* [Task material]
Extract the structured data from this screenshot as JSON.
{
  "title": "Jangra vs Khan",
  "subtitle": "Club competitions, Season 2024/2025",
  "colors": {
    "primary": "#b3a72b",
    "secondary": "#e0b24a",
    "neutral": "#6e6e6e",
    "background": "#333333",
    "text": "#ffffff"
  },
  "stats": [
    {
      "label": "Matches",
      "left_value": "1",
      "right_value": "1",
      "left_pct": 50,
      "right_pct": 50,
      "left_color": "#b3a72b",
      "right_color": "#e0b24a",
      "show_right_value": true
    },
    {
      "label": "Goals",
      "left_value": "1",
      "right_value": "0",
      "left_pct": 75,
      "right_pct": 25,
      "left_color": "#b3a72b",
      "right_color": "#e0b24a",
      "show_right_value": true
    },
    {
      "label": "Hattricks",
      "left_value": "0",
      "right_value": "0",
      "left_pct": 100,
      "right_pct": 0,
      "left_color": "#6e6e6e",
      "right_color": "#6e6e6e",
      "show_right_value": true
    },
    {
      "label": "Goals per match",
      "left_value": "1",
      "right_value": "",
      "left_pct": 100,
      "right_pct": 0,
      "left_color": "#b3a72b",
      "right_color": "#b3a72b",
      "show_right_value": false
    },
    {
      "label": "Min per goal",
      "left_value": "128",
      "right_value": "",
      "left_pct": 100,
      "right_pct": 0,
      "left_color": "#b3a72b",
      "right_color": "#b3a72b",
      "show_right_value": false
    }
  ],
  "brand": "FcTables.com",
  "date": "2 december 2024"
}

* [Work instructions]
From the records above, pick out and copy each line holding the word "label".

* [Worked answer]
      "label": "Matches",
      "label": "Goals",
      "label": "Hattricks",
      "label": "Goals per match",
      "label": "Min per goal",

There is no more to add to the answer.